Read the lines below and count those that have the word "this". Respond with the number only.

**Dataset records**.
>>>>>

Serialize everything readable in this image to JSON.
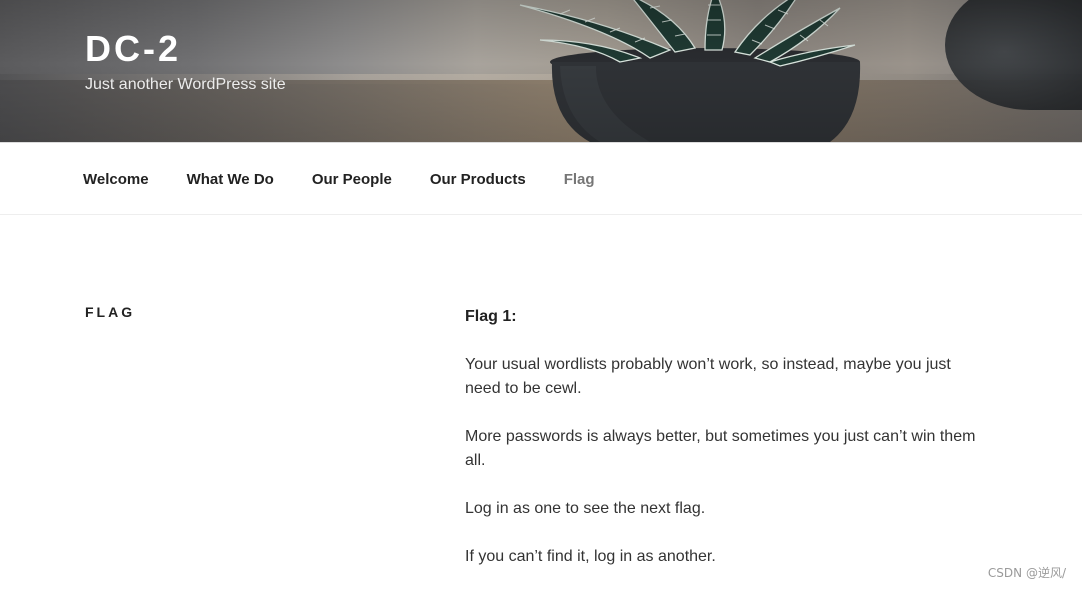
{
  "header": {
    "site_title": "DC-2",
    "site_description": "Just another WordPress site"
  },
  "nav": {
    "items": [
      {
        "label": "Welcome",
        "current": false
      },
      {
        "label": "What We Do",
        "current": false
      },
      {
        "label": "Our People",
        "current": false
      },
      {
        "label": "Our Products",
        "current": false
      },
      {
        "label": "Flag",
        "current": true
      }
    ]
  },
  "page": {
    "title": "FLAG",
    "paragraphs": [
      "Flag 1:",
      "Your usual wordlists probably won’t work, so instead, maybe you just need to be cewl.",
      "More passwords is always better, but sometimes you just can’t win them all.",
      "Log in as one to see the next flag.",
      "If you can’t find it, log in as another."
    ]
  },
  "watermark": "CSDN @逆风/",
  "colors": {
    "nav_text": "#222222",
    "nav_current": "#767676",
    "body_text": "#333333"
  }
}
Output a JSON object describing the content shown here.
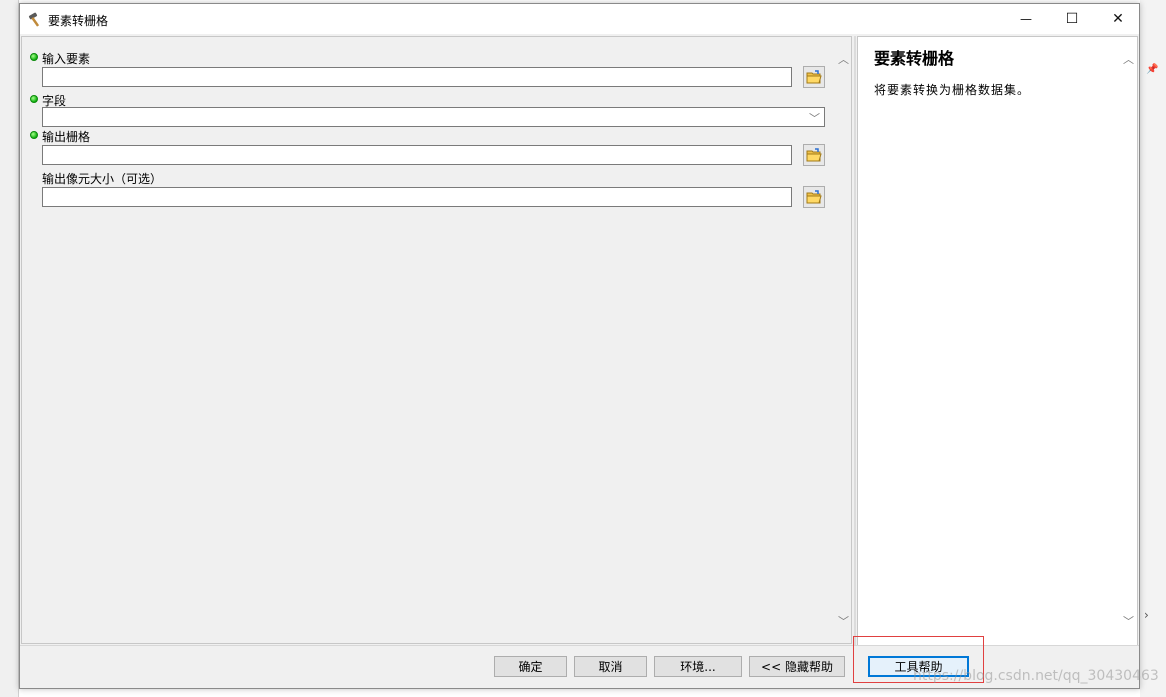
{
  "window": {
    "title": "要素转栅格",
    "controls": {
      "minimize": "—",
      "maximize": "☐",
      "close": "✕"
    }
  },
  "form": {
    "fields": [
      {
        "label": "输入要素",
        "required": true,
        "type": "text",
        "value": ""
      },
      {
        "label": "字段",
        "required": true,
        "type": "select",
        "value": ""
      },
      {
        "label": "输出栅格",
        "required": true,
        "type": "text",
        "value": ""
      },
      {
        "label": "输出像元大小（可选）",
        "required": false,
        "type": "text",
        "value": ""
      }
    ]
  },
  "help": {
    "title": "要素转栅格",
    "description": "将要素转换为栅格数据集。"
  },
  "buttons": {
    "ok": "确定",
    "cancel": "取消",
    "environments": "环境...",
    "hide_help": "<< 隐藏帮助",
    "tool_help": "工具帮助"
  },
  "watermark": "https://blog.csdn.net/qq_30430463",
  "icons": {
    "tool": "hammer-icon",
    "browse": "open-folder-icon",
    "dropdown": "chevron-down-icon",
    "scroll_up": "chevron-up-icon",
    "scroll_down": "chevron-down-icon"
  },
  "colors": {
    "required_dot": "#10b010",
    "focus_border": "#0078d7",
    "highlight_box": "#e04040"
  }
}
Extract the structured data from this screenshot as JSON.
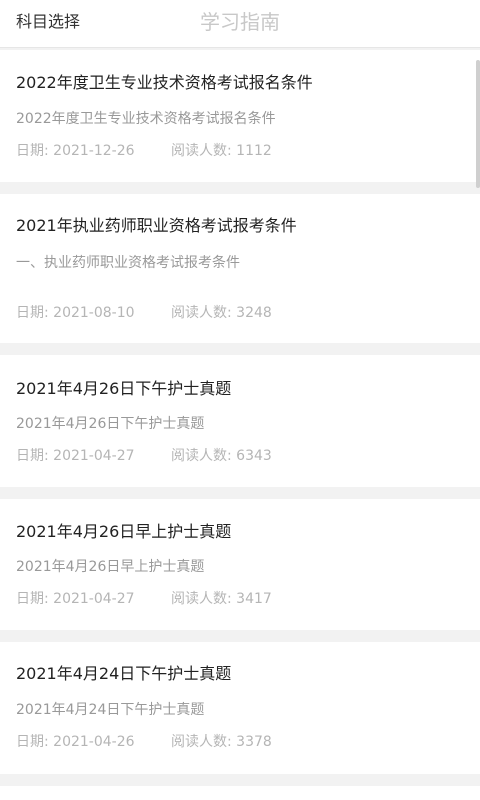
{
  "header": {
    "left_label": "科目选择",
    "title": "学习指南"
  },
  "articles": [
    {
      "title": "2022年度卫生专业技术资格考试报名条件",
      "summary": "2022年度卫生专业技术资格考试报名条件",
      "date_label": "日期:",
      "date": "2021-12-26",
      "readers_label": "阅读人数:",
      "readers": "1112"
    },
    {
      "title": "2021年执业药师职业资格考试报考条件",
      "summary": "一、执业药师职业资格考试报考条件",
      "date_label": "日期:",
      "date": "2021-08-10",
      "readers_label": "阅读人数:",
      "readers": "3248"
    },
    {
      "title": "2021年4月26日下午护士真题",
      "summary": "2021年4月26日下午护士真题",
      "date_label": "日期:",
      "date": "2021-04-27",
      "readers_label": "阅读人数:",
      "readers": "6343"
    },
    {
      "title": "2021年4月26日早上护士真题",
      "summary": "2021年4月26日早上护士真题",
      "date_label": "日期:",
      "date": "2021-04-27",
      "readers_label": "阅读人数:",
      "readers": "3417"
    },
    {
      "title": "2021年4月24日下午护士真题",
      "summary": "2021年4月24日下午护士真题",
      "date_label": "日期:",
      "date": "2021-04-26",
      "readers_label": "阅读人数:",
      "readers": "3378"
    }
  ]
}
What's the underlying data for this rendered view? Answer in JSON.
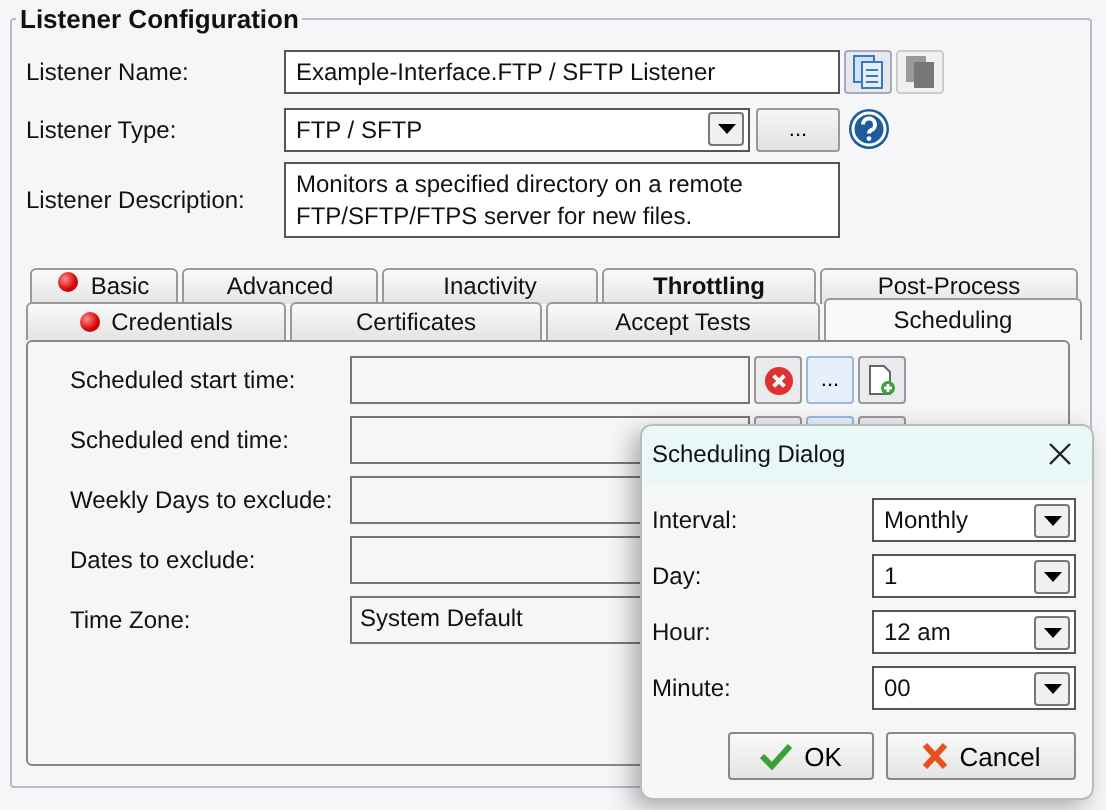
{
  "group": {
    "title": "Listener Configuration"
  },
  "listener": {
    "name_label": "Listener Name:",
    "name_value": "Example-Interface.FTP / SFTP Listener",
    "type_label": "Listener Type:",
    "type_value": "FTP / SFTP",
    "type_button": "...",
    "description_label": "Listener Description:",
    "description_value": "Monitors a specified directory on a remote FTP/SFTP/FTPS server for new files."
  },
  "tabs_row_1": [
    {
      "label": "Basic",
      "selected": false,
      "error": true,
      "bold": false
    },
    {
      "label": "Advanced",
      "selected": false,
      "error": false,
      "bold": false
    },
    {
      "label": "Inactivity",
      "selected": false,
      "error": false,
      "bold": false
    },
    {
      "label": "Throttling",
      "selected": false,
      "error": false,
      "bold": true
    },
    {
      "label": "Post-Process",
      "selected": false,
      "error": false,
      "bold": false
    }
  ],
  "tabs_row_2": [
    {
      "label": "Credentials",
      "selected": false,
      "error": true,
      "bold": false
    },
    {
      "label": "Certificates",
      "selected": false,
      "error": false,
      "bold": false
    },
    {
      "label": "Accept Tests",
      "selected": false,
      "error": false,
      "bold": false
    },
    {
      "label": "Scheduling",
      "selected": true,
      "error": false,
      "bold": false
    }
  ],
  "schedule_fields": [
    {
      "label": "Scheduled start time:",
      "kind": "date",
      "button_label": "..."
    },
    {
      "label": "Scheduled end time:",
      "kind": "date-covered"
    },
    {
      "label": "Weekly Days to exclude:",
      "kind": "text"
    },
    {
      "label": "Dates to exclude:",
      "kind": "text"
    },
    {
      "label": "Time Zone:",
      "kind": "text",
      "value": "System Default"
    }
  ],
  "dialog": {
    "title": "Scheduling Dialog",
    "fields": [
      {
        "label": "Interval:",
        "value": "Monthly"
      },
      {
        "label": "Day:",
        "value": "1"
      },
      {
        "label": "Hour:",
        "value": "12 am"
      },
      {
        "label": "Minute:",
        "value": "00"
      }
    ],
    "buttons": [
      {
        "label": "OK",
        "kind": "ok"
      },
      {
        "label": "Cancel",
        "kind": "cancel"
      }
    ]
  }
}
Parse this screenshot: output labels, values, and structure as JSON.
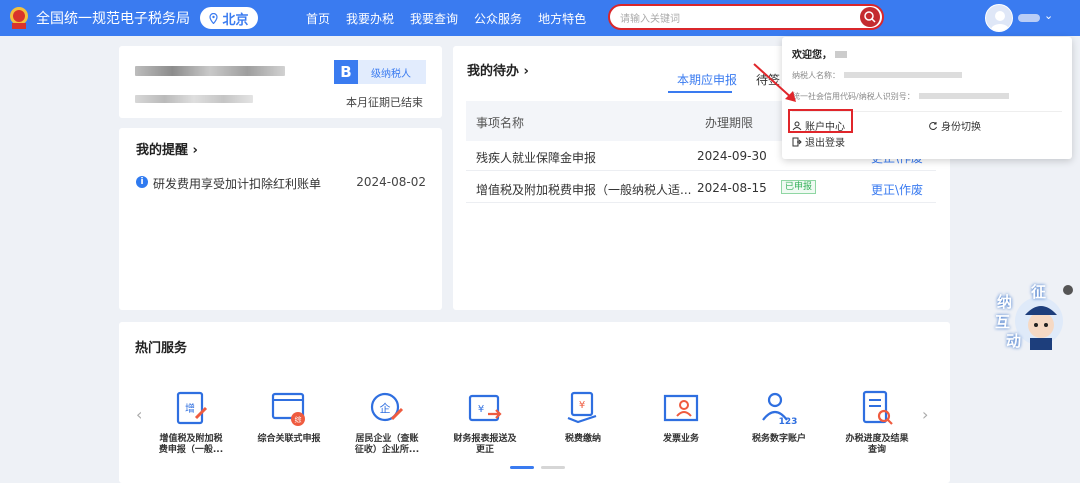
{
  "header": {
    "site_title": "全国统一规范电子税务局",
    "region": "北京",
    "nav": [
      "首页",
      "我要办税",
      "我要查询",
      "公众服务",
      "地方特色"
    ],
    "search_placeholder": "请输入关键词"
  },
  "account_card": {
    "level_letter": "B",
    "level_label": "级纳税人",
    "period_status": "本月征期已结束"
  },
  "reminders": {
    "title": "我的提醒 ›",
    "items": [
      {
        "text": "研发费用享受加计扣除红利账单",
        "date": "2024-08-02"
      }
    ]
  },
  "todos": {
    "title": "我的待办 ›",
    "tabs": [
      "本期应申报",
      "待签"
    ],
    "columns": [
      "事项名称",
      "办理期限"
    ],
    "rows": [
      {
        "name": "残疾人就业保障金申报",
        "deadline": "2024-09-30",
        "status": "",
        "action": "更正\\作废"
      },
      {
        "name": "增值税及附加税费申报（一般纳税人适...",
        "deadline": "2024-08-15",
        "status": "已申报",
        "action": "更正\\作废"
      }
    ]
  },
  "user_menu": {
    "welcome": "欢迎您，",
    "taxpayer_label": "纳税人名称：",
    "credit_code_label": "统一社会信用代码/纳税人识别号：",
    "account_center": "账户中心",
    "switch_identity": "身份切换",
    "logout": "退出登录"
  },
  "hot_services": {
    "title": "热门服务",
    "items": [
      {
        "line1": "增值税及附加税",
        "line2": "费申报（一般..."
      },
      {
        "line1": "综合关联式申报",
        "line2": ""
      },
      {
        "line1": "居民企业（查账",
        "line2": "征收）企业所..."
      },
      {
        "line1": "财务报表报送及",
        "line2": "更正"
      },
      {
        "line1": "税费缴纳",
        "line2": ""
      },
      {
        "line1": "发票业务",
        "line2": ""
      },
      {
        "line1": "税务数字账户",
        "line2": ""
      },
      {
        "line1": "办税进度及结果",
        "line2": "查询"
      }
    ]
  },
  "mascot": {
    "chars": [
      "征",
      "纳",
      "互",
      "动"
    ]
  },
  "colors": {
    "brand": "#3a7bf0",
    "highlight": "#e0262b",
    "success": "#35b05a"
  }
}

<<<<<

**Output of the exercise**.
4